Count the lines below that contain the word "Spares", and give only that number.

====== DATA IN THIS EXERCISE

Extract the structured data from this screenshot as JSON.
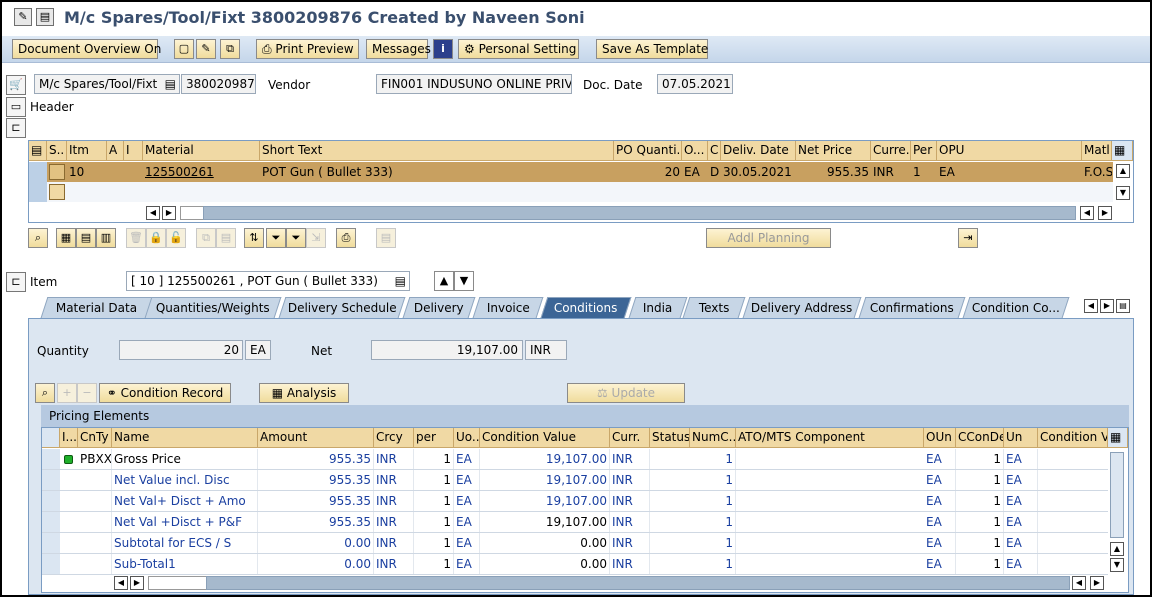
{
  "window": {
    "title": "M/c Spares/Tool/Fixt 3800209876 Created by Naveen Soni"
  },
  "appbar": {
    "doc_overview": "Document Overview On",
    "print_preview": "Print Preview",
    "messages": "Messages",
    "personal_setting": "Personal Setting",
    "save_template": "Save As Template"
  },
  "header": {
    "doc_type": "M/c Spares/Tool/Fixt",
    "doc_number": "3800209876",
    "vendor_label": "Vendor",
    "vendor": "FIN001 INDUSUNO ONLINE PRIV...",
    "date_label": "Doc. Date",
    "date": "07.05.2021",
    "section": "Header"
  },
  "items_table": {
    "columns": [
      "S..",
      "Itm",
      "A",
      "I",
      "Material",
      "Short Text",
      "PO Quanti...",
      "O...",
      "C",
      "Deliv. Date",
      "Net Price",
      "Curre...",
      "Per",
      "OPU",
      "Matl G"
    ],
    "rows": [
      {
        "itm": "10",
        "material": "125500261",
        "short_text": "POT Gun ( Bullet 333)",
        "qty": "20",
        "unit": "EA",
        "c": "D",
        "deliv_date": "30.05.2021",
        "net_price": "955.35",
        "curr": "INR",
        "per": "1",
        "opu": "EA",
        "matl_group": "F.O.S"
      }
    ]
  },
  "planning": {
    "label": "Addl Planning"
  },
  "item_selector": {
    "label": "Item",
    "value": "[ 10 ] 125500261 , POT Gun ( Bullet 333)"
  },
  "tabs": [
    "Material Data",
    "Quantities/Weights",
    "Delivery Schedule",
    "Delivery",
    "Invoice",
    "Conditions",
    "India",
    "Texts",
    "Delivery Address",
    "Confirmations",
    "Condition Co..."
  ],
  "active_tab": "Conditions",
  "conditions": {
    "quantity_label": "Quantity",
    "quantity": "20",
    "quantity_unit": "EA",
    "net_label": "Net",
    "net": "19,107.00",
    "net_curr": "INR",
    "condition_record": "Condition Record",
    "analysis": "Analysis",
    "update": "Update",
    "pricing_title": "Pricing Elements"
  },
  "pricing_table": {
    "columns": [
      "I...",
      "CnTy",
      "Name",
      "Amount",
      "Crcy",
      "per",
      "Uo...",
      "Condition Value",
      "Curr.",
      "Status",
      "NumC...",
      "ATO/MTS Component",
      "OUn",
      "CConDe",
      "Un",
      "Condition Va"
    ],
    "rows": [
      {
        "cnty": "PBXX",
        "name": "Gross Price",
        "amount": "955.35",
        "crcy": "INR",
        "per": "1",
        "uom": "EA",
        "value": "19,107.00",
        "curr": "INR",
        "numc": "1",
        "oun": "EA",
        "ccon": "1",
        "un": "EA"
      },
      {
        "cnty": "",
        "name": "Net Value incl. Disc",
        "amount": "955.35",
        "crcy": "INR",
        "per": "1",
        "uom": "EA",
        "value": "19,107.00",
        "curr": "INR",
        "numc": "1",
        "oun": "EA",
        "ccon": "1",
        "un": "EA"
      },
      {
        "cnty": "",
        "name": "Net Val+ Disct + Amo",
        "amount": "955.35",
        "crcy": "INR",
        "per": "1",
        "uom": "EA",
        "value": "19,107.00",
        "curr": "INR",
        "numc": "1",
        "oun": "EA",
        "ccon": "1",
        "un": "EA"
      },
      {
        "cnty": "",
        "name": "Net Val +Disct + P&F",
        "amount": "955.35",
        "crcy": "INR",
        "per": "1",
        "uom": "EA",
        "value": "19,107.00",
        "curr": "INR",
        "numc": "1",
        "oun": "EA",
        "ccon": "1",
        "un": "EA"
      },
      {
        "cnty": "",
        "name": "Subtotal for ECS / S",
        "amount": "0.00",
        "crcy": "INR",
        "per": "1",
        "uom": "EA",
        "value": "0.00",
        "curr": "INR",
        "numc": "1",
        "oun": "EA",
        "ccon": "1",
        "un": "EA"
      },
      {
        "cnty": "",
        "name": "Sub-Total1",
        "amount": "0.00",
        "crcy": "INR",
        "per": "1",
        "uom": "EA",
        "value": "0.00",
        "curr": "INR",
        "numc": "1",
        "oun": "EA",
        "ccon": "1",
        "un": "EA"
      }
    ]
  },
  "colors": {
    "header_bg": "#f0d9a4",
    "selected_row": "#c8a060",
    "link_blue": "#1a3fa0",
    "active_tab": "#3c6596"
  }
}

============

» ANSWER TO THIS EXERCISE:
2